Every line of the material below must be repeated exactly.

● Dataset records
──────────────────────────────
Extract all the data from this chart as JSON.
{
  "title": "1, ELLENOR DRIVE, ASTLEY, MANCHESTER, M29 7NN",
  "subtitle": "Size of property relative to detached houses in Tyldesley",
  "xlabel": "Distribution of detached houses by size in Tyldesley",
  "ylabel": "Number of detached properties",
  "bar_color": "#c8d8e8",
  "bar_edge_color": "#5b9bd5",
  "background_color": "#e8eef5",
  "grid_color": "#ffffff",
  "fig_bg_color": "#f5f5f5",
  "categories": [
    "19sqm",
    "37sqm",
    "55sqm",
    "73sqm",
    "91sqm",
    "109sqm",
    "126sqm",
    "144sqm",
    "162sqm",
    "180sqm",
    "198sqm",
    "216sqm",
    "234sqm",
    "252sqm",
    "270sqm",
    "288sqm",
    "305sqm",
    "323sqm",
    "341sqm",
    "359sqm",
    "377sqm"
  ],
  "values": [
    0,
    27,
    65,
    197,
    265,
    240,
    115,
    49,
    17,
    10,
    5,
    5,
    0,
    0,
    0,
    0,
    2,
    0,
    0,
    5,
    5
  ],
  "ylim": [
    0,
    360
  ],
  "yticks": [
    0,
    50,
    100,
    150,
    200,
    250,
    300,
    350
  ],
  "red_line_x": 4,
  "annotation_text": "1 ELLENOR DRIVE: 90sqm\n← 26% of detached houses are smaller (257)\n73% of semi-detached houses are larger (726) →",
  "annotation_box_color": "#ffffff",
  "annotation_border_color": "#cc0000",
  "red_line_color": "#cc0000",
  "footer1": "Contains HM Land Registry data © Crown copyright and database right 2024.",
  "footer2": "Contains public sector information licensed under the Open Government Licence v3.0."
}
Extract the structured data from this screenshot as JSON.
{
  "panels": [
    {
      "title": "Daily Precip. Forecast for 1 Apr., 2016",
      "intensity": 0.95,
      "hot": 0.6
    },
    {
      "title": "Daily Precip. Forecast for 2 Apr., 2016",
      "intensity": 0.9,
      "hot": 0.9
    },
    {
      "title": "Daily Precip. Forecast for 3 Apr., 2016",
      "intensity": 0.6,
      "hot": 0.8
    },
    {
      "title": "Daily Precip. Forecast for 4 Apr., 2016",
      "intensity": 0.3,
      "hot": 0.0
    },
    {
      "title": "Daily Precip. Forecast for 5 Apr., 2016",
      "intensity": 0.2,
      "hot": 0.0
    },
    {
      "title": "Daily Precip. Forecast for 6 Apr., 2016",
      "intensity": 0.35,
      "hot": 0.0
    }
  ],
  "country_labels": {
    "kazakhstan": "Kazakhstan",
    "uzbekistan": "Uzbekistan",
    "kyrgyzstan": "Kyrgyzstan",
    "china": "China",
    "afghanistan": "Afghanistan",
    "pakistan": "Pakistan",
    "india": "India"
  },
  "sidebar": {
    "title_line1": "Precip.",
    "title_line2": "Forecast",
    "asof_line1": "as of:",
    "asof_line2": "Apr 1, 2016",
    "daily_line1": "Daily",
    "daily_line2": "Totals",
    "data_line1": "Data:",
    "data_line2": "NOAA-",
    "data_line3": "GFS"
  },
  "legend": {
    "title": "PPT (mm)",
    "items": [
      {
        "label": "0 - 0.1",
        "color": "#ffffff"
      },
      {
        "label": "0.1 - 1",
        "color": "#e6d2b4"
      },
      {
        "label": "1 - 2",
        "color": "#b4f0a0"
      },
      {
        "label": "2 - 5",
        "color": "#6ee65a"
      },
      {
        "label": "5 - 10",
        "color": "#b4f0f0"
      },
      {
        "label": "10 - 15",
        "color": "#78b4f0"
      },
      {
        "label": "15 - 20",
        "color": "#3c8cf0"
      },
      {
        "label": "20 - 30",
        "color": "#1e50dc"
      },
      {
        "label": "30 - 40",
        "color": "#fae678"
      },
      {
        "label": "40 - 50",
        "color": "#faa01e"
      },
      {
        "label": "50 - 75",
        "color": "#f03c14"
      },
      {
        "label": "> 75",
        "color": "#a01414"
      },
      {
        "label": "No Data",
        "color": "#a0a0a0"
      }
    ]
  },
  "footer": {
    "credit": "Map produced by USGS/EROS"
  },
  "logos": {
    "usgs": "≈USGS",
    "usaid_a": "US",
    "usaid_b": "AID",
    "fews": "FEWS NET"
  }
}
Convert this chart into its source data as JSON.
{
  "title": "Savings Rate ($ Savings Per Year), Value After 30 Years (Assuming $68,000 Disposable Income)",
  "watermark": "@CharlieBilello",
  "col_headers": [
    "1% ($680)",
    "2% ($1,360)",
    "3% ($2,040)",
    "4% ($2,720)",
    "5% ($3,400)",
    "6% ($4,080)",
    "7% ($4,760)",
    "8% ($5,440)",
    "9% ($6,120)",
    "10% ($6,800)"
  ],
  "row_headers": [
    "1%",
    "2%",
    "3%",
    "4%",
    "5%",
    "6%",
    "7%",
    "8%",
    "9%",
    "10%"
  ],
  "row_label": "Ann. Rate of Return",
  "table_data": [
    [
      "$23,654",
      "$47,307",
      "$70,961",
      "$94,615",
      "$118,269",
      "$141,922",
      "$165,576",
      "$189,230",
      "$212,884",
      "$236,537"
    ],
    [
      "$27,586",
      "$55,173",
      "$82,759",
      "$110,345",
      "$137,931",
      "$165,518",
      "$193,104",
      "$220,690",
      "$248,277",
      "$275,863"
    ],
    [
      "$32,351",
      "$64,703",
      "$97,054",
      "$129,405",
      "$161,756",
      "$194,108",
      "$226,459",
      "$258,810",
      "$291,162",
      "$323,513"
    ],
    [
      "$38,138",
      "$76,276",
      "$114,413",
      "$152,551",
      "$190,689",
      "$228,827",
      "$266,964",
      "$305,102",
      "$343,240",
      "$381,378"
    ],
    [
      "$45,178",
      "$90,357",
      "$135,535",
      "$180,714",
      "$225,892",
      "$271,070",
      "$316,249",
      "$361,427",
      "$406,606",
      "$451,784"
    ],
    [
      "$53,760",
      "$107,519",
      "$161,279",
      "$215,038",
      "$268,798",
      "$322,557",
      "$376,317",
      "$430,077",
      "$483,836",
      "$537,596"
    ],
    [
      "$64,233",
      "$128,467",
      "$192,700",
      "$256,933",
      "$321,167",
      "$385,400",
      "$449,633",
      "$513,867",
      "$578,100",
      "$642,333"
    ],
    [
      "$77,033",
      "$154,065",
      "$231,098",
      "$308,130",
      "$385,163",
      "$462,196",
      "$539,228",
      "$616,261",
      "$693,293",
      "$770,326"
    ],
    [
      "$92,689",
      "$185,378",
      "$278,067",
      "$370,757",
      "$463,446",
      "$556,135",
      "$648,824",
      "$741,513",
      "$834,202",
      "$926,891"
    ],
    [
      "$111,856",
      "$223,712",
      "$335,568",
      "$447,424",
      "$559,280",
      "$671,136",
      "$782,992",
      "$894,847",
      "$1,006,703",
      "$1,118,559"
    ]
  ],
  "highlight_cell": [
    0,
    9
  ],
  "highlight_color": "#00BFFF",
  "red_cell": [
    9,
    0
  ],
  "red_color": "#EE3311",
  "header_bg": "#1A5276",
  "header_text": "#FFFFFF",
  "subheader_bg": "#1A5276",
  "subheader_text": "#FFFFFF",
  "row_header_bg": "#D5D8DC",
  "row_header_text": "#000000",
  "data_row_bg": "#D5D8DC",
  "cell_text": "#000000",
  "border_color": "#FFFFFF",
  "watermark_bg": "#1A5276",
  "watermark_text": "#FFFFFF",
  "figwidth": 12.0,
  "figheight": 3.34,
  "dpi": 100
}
──────────────────────────────
● Reply to the task
Extract all the data from this chart as JSON.
{
  "title": "1, ELLENOR DRIVE, ASTLEY, MANCHESTER, M29 7NN",
  "subtitle": "Size of property relative to detached houses in Tyldesley",
  "xlabel": "Distribution of detached houses by size in Tyldesley",
  "ylabel": "Number of detached properties",
  "bar_color": "#c8d8e8",
  "bar_edge_color": "#5b9bd5",
  "background_color": "#e8eef5",
  "grid_color": "#ffffff",
  "fig_bg_color": "#f5f5f5",
  "categories": [
    "19sqm",
    "37sqm",
    "55sqm",
    "73sqm",
    "91sqm",
    "109sqm",
    "126sqm",
    "144sqm",
    "162sqm",
    "180sqm",
    "198sqm",
    "216sqm",
    "234sqm",
    "252sqm",
    "270sqm",
    "288sqm",
    "305sqm",
    "323sqm",
    "341sqm",
    "359sqm",
    "377sqm"
  ],
  "values": [
    0,
    27,
    65,
    197,
    265,
    240,
    115,
    49,
    17,
    10,
    5,
    5,
    0,
    0,
    0,
    0,
    2,
    0,
    0,
    5,
    5
  ],
  "ylim": [
    0,
    360
  ],
  "yticks": [
    0,
    50,
    100,
    150,
    200,
    250,
    300,
    350
  ],
  "red_line_x": 4,
  "annotation_text": "1 ELLENOR DRIVE: 90sqm\n← 26% of detached houses are smaller (257)\n73% of semi-detached houses are larger (726) →",
  "annotation_box_color": "#ffffff",
  "annotation_border_color": "#cc0000",
  "red_line_color": "#cc0000",
  "footer1": "Contains HM Land Registry data © Crown copyright and database right 2024.",
  "footer2": "Contains public sector information licensed under the Open Government Licence v3.0."
}
Extract the structured data from this screenshot as JSON.
{
  "panels": [
    {
      "title": "Daily Precip. Forecast for 1 Apr., 2016",
      "intensity": 0.95,
      "hot": 0.6
    },
    {
      "title": "Daily Precip. Forecast for 2 Apr., 2016",
      "intensity": 0.9,
      "hot": 0.9
    },
    {
      "title": "Daily Precip. Forecast for 3 Apr., 2016",
      "intensity": 0.6,
      "hot": 0.8
    },
    {
      "title": "Daily Precip. Forecast for 4 Apr., 2016",
      "intensity": 0.3,
      "hot": 0.0
    },
    {
      "title": "Daily Precip. Forecast for 5 Apr., 2016",
      "intensity": 0.2,
      "hot": 0.0
    },
    {
      "title": "Daily Precip. Forecast for 6 Apr., 2016",
      "intensity": 0.35,
      "hot": 0.0
    }
  ],
  "country_labels": {
    "kazakhstan": "Kazakhstan",
    "uzbekistan": "Uzbekistan",
    "kyrgyzstan": "Kyrgyzstan",
    "china": "China",
    "afghanistan": "Afghanistan",
    "pakistan": "Pakistan",
    "india": "India"
  },
  "sidebar": {
    "title_line1": "Precip.",
    "title_line2": "Forecast",
    "asof_line1": "as of:",
    "asof_line2": "Apr 1, 2016",
    "daily_line1": "Daily",
    "daily_line2": "Totals",
    "data_line1": "Data:",
    "data_line2": "NOAA-",
    "data_line3": "GFS"
  },
  "legend": {
    "title": "PPT (mm)",
    "items": [
      {
        "label": "0 - 0.1",
        "color": "#ffffff"
      },
      {
        "label": "0.1 - 1",
        "color": "#e6d2b4"
      },
      {
        "label": "1 - 2",
        "color": "#b4f0a0"
      },
      {
        "label": "2 - 5",
        "color": "#6ee65a"
      },
      {
        "label": "5 - 10",
        "color": "#b4f0f0"
      },
      {
        "label": "10 - 15",
        "color": "#78b4f0"
      },
      {
        "label": "15 - 20",
        "color": "#3c8cf0"
      },
      {
        "label": "20 - 30",
        "color": "#1e50dc"
      },
      {
        "label": "30 - 40",
        "color": "#fae678"
      },
      {
        "label": "40 - 50",
        "color": "#faa01e"
      },
      {
        "label": "50 - 75",
        "color": "#f03c14"
      },
      {
        "label": "> 75",
        "color": "#a01414"
      },
      {
        "label": "No Data",
        "color": "#a0a0a0"
      }
    ]
  },
  "footer": {
    "credit": "Map produced by USGS/EROS"
  },
  "logos": {
    "usgs": "≈USGS",
    "usaid_a": "US",
    "usaid_b": "AID",
    "fews": "FEWS NET"
  }
}
Convert this chart into its source data as JSON.
{
  "title": "Savings Rate ($ Savings Per Year), Value After 30 Years (Assuming $68,000 Disposable Income)",
  "watermark": "@CharlieBilello",
  "col_headers": [
    "1% ($680)",
    "2% ($1,360)",
    "3% ($2,040)",
    "4% ($2,720)",
    "5% ($3,400)",
    "6% ($4,080)",
    "7% ($4,760)",
    "8% ($5,440)",
    "9% ($6,120)",
    "10% ($6,800)"
  ],
  "row_headers": [
    "1%",
    "2%",
    "3%",
    "4%",
    "5%",
    "6%",
    "7%",
    "8%",
    "9%",
    "10%"
  ],
  "row_label": "Ann. Rate of Return",
  "table_data": [
    [
      "$23,654",
      "$47,307",
      "$70,961",
      "$94,615",
      "$118,269",
      "$141,922",
      "$165,576",
      "$189,230",
      "$212,884",
      "$236,537"
    ],
    [
      "$27,586",
      "$55,173",
      "$82,759",
      "$110,345",
      "$137,931",
      "$165,518",
      "$193,104",
      "$220,690",
      "$248,277",
      "$275,863"
    ],
    [
      "$32,351",
      "$64,703",
      "$97,054",
      "$129,405",
      "$161,756",
      "$194,108",
      "$226,459",
      "$258,810",
      "$291,162",
      "$323,513"
    ],
    [
      "$38,138",
      "$76,276",
      "$114,413",
      "$152,551",
      "$190,689",
      "$228,827",
      "$266,964",
      "$305,102",
      "$343,240",
      "$381,378"
    ],
    [
      "$45,178",
      "$90,357",
      "$135,535",
      "$180,714",
      "$225,892",
      "$271,070",
      "$316,249",
      "$361,427",
      "$406,606",
      "$451,784"
    ],
    [
      "$53,760",
      "$107,519",
      "$161,279",
      "$215,038",
      "$268,798",
      "$322,557",
      "$376,317",
      "$430,077",
      "$483,836",
      "$537,596"
    ],
    [
      "$64,233",
      "$128,467",
      "$192,700",
      "$256,933",
      "$321,167",
      "$385,400",
      "$449,633",
      "$513,867",
      "$578,100",
      "$642,333"
    ],
    [
      "$77,033",
      "$154,065",
      "$231,098",
      "$308,130",
      "$385,163",
      "$462,196",
      "$539,228",
      "$616,261",
      "$693,293",
      "$770,326"
    ],
    [
      "$92,689",
      "$185,378",
      "$278,067",
      "$370,757",
      "$463,446",
      "$556,135",
      "$648,824",
      "$741,513",
      "$834,202",
      "$926,891"
    ],
    [
      "$111,856",
      "$223,712",
      "$335,568",
      "$447,424",
      "$559,280",
      "$671,136",
      "$782,992",
      "$894,847",
      "$1,006,703",
      "$1,118,559"
    ]
  ],
  "highlight_cell": [
    0,
    9
  ],
  "highlight_color": "#00BFFF",
  "red_cell": [
    9,
    0
  ],
  "red_color": "#EE3311",
  "header_bg": "#1A5276",
  "header_text": "#FFFFFF",
  "subheader_bg": "#1A5276",
  "subheader_text": "#FFFFFF",
  "row_header_bg": "#D5D8DC",
  "row_header_text": "#000000",
  "data_row_bg": "#D5D8DC",
  "cell_text": "#000000",
  "border_color": "#FFFFFF",
  "watermark_bg": "#1A5276",
  "watermark_text": "#FFFFFF",
  "figwidth": 12.0,
  "figheight": 3.34,
  "dpi": 100
}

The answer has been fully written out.